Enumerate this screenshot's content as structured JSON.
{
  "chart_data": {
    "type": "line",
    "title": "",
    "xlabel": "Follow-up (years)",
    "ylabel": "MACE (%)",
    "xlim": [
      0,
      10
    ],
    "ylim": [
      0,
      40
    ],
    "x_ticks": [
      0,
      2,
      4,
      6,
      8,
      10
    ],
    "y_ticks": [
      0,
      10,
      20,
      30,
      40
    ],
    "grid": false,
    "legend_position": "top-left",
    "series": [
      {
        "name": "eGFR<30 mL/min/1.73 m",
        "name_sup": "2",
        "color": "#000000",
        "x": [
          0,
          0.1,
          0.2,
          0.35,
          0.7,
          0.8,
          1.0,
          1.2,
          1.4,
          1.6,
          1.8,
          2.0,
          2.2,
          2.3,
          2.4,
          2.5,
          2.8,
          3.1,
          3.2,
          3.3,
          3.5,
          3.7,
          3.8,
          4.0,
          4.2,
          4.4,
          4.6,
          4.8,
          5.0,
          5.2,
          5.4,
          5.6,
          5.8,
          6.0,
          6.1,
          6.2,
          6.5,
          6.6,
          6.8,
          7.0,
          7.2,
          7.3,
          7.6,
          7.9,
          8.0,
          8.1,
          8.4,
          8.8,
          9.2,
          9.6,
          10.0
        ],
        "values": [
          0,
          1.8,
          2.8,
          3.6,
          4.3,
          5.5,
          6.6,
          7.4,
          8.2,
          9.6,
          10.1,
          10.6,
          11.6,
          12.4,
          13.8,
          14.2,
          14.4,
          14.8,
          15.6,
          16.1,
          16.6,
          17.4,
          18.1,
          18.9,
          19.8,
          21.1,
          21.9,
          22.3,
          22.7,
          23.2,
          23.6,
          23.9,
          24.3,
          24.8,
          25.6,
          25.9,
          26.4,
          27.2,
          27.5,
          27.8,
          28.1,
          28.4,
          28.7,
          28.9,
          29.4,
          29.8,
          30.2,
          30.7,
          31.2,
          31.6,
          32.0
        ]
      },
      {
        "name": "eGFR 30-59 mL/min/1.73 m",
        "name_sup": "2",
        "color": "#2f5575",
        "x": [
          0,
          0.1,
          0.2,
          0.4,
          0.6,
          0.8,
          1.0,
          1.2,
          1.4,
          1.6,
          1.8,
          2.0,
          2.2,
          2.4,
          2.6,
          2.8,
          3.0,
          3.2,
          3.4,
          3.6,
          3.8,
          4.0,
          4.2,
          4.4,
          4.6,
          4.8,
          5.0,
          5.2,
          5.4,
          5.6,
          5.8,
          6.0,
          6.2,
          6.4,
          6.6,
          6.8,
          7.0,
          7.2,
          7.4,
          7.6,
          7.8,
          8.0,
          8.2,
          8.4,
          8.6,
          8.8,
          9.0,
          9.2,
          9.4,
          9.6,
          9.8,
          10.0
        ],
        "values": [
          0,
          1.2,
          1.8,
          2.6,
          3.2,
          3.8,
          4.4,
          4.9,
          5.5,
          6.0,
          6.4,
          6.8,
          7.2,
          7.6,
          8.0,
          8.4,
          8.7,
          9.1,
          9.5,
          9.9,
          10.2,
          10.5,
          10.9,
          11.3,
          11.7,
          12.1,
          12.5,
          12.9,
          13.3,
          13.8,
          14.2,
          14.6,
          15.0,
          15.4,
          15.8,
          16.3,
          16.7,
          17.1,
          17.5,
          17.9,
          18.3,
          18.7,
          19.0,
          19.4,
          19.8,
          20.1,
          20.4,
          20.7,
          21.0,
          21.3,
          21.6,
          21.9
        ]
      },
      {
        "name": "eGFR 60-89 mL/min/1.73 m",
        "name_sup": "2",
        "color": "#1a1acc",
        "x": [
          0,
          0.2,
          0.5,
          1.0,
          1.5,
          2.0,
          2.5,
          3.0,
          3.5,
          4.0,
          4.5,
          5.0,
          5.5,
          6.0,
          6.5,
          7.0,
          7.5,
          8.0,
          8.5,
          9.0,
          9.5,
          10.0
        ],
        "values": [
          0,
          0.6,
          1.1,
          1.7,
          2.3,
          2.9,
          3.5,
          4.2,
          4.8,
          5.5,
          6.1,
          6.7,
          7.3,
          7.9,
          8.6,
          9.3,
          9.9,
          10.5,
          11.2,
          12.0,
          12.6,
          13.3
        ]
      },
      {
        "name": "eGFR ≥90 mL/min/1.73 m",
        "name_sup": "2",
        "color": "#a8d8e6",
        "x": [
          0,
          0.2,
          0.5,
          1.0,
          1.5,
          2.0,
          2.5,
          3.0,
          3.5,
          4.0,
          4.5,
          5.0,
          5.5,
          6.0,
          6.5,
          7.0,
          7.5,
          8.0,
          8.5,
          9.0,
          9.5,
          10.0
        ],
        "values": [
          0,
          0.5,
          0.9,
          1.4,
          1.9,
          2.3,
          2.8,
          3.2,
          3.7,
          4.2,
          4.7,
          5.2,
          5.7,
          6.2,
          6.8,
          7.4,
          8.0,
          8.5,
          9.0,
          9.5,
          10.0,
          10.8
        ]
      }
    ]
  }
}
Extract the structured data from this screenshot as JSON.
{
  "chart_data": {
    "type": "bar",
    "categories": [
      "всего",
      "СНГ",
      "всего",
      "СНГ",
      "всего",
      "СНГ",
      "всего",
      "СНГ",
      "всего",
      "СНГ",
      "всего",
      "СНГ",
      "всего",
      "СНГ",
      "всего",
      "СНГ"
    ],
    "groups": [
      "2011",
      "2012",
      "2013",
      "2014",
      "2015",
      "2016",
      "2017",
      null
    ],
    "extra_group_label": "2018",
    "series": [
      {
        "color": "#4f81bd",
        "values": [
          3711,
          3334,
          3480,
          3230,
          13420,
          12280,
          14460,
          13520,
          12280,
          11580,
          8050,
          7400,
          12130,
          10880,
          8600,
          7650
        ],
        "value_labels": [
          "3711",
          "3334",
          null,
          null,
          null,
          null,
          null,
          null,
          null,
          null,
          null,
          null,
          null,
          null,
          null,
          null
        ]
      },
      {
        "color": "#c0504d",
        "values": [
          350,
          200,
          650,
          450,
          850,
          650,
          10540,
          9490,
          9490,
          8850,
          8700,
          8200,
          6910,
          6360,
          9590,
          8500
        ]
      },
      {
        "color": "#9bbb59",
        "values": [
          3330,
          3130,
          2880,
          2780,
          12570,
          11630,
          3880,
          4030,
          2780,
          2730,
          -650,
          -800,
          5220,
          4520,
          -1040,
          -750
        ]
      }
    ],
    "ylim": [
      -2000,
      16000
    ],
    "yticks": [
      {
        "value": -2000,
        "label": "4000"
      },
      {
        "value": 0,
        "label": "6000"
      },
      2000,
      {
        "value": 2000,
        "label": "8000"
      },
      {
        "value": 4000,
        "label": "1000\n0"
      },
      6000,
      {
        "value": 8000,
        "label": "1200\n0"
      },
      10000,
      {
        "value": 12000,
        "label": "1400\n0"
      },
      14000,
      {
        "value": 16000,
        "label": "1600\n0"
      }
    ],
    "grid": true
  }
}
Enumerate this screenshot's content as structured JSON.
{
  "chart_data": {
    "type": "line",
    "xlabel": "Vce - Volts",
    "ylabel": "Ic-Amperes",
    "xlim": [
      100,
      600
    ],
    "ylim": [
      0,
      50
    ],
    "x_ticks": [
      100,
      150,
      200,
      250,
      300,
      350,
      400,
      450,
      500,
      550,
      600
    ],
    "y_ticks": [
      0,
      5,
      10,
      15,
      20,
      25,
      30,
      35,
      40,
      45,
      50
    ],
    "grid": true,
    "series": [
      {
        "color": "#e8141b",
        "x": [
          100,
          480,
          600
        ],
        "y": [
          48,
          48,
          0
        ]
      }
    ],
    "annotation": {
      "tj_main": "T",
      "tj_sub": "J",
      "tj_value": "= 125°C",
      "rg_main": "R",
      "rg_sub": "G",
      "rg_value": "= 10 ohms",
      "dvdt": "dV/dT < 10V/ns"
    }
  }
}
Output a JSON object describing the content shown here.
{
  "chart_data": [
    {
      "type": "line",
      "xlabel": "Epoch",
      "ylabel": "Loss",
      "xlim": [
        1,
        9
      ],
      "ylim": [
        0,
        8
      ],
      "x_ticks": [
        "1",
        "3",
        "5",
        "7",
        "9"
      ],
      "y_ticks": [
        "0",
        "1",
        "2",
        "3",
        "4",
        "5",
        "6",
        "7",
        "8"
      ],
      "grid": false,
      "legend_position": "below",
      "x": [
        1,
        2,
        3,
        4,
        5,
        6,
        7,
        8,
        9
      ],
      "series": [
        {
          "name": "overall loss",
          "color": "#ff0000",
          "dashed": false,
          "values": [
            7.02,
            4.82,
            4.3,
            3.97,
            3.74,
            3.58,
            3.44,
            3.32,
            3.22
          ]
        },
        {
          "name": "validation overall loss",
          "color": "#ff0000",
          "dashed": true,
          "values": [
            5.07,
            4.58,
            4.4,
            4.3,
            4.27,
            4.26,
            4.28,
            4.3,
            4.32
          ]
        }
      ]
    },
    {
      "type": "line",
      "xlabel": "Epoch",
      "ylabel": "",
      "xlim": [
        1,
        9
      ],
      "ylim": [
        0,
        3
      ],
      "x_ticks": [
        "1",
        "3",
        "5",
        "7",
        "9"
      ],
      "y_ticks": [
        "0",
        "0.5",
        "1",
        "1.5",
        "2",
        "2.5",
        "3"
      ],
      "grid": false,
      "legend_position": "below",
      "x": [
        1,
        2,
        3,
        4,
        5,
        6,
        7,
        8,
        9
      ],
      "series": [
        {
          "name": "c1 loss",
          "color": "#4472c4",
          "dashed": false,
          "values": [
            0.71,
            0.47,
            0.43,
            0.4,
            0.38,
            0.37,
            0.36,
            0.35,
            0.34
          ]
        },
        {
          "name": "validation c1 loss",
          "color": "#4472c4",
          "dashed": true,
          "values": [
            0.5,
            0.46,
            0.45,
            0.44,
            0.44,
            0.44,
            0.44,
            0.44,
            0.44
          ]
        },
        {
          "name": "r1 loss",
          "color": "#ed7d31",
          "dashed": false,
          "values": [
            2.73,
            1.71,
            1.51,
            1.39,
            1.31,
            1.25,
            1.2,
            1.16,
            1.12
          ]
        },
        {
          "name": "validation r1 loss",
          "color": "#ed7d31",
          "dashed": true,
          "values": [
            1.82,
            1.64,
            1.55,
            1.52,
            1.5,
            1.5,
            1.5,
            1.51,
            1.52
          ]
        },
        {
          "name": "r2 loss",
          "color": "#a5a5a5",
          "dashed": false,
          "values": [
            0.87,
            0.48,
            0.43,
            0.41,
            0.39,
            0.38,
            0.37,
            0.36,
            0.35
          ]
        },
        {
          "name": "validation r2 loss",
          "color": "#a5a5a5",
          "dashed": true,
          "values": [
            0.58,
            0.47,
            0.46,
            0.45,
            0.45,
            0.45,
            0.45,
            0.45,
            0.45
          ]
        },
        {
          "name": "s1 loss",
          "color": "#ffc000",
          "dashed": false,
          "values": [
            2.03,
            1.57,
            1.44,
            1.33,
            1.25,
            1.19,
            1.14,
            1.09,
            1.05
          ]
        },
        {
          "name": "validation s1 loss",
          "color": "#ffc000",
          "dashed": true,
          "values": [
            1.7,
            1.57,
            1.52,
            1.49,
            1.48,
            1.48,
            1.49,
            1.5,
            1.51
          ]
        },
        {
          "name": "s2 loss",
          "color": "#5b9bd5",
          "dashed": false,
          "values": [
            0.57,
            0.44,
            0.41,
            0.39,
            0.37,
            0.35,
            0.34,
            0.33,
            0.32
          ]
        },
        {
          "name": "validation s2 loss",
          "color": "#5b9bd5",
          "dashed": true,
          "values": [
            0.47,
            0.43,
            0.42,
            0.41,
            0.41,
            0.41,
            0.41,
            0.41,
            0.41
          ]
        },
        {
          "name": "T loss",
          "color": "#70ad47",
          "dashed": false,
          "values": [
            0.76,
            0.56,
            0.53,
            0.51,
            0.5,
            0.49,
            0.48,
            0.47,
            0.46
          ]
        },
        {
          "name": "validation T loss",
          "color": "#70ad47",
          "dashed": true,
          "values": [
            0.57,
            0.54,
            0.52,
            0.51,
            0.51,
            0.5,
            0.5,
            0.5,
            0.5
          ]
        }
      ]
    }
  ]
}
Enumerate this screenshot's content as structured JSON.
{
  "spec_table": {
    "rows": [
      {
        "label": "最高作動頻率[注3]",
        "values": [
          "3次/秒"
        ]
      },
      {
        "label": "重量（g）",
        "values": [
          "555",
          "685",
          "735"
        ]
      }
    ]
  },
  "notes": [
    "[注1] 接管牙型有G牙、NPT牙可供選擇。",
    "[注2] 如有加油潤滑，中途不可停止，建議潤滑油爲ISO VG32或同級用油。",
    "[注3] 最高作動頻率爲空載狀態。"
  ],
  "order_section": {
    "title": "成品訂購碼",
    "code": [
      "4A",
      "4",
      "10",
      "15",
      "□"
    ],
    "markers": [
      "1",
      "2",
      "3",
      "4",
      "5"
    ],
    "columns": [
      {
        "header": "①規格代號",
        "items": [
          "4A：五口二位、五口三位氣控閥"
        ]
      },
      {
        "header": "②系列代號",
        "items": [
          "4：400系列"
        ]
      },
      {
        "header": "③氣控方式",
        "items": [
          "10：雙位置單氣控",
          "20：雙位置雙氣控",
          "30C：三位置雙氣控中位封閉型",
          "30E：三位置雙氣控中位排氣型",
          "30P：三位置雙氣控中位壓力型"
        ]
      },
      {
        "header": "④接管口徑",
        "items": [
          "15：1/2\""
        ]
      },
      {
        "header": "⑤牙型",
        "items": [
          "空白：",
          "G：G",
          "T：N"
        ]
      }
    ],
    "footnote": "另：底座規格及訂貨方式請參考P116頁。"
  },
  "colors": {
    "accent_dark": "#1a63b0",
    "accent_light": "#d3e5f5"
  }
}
-- -- --
● **Challenge**
Every line of the listing that holds "overall" should be found and copied.

● **Completed task**
          "name": "overall loss",
          "name": "validation overall loss",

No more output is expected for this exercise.